Find all lines in the listing that include the word "Blocks", then copy them.
= = = = = = =
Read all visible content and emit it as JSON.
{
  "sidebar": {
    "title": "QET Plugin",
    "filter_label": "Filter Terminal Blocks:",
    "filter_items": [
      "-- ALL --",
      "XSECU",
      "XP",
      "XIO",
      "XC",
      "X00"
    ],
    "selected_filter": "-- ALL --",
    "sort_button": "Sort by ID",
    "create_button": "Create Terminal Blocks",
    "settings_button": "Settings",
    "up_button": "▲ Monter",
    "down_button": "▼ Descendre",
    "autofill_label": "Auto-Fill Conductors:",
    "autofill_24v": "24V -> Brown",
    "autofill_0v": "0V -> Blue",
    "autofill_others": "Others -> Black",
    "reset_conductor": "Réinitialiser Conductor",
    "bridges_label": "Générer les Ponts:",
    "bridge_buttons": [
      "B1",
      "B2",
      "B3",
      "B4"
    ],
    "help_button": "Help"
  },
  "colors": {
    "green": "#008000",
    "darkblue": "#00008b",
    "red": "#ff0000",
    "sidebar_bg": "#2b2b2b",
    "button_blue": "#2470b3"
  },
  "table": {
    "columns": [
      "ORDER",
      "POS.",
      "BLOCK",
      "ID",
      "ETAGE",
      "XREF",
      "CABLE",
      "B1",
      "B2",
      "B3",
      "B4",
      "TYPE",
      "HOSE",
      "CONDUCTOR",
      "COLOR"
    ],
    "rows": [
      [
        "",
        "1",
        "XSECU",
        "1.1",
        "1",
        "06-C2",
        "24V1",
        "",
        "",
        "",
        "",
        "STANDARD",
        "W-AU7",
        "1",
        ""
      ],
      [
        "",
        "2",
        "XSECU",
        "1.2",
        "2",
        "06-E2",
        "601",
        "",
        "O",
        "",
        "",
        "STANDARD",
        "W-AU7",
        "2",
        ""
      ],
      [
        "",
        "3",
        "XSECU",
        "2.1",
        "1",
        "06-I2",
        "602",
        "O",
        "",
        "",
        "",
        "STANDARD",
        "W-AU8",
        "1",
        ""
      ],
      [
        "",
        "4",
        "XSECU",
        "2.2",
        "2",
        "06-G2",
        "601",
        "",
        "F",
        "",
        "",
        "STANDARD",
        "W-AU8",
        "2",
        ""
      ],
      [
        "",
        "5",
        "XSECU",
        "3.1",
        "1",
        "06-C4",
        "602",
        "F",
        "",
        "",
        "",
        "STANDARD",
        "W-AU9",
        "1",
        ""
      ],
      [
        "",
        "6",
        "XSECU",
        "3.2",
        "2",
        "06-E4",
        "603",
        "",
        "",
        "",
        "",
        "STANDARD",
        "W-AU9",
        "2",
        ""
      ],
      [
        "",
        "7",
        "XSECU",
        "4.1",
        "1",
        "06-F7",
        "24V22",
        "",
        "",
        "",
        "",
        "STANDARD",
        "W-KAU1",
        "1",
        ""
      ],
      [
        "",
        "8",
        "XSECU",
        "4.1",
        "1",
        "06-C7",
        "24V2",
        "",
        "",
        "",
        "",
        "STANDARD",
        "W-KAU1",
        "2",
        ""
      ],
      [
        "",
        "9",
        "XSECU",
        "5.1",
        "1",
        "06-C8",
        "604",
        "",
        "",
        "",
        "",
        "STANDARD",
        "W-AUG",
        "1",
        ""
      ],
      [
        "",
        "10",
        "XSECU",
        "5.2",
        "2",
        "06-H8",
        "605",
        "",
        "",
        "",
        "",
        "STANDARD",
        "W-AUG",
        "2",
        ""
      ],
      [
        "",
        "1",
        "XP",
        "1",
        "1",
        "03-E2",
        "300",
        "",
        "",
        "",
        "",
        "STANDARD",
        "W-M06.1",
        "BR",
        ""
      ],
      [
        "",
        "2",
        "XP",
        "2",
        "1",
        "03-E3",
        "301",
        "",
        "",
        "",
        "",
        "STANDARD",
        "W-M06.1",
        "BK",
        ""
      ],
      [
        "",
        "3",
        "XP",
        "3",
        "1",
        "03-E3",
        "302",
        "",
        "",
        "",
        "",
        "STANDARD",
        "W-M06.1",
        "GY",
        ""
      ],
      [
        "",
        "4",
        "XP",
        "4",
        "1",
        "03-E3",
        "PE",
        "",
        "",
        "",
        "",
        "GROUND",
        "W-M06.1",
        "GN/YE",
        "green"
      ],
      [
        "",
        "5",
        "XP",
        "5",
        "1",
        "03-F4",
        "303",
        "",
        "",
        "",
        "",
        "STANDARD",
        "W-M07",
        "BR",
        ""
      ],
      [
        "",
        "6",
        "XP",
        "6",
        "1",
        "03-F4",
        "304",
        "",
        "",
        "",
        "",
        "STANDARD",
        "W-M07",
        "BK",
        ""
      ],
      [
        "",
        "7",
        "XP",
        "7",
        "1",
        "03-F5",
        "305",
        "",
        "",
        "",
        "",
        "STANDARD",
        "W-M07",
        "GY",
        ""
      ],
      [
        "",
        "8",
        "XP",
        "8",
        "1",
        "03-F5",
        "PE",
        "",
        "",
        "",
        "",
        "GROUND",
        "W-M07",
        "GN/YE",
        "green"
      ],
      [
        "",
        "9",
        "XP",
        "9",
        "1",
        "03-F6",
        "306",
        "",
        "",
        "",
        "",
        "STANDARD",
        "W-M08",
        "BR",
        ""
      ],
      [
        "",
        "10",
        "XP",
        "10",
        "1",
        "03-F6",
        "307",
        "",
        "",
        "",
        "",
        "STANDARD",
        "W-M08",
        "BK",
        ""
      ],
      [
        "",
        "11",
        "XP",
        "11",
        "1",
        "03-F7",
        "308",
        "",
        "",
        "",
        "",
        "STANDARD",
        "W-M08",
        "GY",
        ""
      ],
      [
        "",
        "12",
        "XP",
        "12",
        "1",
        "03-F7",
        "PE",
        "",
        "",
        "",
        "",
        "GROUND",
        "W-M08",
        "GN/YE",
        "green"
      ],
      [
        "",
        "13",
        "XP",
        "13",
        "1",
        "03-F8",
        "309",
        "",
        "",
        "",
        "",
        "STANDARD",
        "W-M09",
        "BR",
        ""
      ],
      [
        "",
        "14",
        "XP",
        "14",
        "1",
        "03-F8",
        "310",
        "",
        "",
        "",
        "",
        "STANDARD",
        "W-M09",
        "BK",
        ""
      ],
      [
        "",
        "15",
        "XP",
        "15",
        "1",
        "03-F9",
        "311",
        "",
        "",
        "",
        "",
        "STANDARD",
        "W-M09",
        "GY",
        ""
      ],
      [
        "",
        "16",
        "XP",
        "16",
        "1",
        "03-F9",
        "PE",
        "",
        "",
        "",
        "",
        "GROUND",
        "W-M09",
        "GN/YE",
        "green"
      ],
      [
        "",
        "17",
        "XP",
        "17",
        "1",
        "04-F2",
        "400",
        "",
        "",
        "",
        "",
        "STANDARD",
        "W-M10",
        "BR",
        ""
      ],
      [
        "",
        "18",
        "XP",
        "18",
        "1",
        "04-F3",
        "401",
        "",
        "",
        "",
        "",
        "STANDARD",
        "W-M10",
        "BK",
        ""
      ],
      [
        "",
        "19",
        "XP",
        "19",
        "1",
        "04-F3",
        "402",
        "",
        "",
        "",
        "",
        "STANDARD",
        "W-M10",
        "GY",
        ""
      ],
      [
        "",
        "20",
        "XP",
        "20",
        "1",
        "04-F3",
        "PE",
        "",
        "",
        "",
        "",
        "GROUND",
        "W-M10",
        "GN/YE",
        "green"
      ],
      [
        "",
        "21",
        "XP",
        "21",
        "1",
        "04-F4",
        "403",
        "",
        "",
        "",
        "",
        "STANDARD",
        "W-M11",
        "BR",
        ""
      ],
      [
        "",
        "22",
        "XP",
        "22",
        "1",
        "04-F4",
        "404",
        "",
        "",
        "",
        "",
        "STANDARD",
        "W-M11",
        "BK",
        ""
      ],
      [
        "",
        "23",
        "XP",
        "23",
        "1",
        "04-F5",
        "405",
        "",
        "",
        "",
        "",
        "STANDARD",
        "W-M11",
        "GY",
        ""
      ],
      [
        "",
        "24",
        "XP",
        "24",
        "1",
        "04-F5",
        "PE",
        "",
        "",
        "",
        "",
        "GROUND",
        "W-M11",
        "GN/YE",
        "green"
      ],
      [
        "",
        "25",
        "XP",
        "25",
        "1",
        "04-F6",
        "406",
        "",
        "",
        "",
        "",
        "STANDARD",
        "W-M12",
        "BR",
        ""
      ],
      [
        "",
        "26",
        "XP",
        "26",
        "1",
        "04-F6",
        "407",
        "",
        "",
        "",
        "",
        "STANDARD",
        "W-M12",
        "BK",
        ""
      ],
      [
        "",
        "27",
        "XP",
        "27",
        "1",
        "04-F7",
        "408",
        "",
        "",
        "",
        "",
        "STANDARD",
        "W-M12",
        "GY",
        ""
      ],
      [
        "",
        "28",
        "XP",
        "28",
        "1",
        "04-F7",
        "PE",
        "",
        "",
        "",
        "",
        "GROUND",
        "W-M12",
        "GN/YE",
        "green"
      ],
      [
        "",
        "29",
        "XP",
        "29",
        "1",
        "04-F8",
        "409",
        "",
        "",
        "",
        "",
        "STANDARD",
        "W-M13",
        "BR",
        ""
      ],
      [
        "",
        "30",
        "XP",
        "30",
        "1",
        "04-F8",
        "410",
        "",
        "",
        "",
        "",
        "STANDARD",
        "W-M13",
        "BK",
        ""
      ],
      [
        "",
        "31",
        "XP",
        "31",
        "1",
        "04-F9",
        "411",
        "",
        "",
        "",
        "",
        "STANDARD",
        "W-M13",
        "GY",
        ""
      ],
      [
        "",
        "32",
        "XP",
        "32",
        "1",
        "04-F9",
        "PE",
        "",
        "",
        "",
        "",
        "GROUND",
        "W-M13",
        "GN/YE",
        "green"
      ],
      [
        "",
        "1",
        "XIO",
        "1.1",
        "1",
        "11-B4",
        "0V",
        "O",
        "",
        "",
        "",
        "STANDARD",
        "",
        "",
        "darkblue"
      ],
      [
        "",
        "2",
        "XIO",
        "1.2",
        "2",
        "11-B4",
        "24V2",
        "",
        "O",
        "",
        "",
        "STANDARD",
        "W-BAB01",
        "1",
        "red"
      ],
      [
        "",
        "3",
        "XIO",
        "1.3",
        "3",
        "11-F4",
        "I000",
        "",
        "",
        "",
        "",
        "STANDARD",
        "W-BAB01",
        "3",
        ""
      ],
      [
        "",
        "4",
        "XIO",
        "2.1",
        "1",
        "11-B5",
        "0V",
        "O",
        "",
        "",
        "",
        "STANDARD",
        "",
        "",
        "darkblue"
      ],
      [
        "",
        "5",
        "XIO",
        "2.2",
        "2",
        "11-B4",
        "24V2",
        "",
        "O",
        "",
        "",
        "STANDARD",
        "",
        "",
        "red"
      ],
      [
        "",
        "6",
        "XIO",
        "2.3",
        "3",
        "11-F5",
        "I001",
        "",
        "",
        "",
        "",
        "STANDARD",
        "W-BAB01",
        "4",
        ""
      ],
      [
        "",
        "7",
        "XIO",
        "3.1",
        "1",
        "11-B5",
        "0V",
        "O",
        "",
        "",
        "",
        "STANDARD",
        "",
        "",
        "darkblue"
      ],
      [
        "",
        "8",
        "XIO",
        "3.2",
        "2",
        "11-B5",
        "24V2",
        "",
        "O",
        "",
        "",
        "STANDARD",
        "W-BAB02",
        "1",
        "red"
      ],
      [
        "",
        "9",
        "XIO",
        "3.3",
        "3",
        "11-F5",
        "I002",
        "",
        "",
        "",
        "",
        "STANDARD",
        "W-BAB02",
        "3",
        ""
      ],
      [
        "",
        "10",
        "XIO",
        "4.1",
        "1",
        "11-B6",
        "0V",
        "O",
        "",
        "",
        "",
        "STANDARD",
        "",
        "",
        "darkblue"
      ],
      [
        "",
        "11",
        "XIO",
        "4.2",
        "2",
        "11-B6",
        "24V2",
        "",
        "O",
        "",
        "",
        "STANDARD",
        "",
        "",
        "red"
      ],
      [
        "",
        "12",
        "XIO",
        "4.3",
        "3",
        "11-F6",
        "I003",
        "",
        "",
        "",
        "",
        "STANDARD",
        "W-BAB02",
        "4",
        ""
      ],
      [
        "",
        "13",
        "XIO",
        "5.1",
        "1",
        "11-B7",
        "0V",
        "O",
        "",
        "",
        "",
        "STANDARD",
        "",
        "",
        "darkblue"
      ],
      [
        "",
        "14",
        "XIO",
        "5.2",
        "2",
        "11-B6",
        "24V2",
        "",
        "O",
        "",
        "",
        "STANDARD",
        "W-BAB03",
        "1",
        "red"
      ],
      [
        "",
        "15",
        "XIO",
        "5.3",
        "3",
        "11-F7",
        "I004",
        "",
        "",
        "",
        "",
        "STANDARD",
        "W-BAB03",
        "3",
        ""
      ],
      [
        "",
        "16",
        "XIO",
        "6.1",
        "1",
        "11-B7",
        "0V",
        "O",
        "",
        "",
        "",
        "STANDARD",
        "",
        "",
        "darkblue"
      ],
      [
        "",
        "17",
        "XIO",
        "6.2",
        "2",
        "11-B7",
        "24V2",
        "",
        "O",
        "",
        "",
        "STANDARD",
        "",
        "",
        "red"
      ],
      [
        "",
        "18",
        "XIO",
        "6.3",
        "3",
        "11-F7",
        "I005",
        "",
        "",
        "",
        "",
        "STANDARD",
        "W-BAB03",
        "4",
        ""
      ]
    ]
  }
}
= = = = = = =
**Solved problem**
    "filter_label": "Filter Terminal Blocks:",
    "create_button": "Create Terminal Blocks",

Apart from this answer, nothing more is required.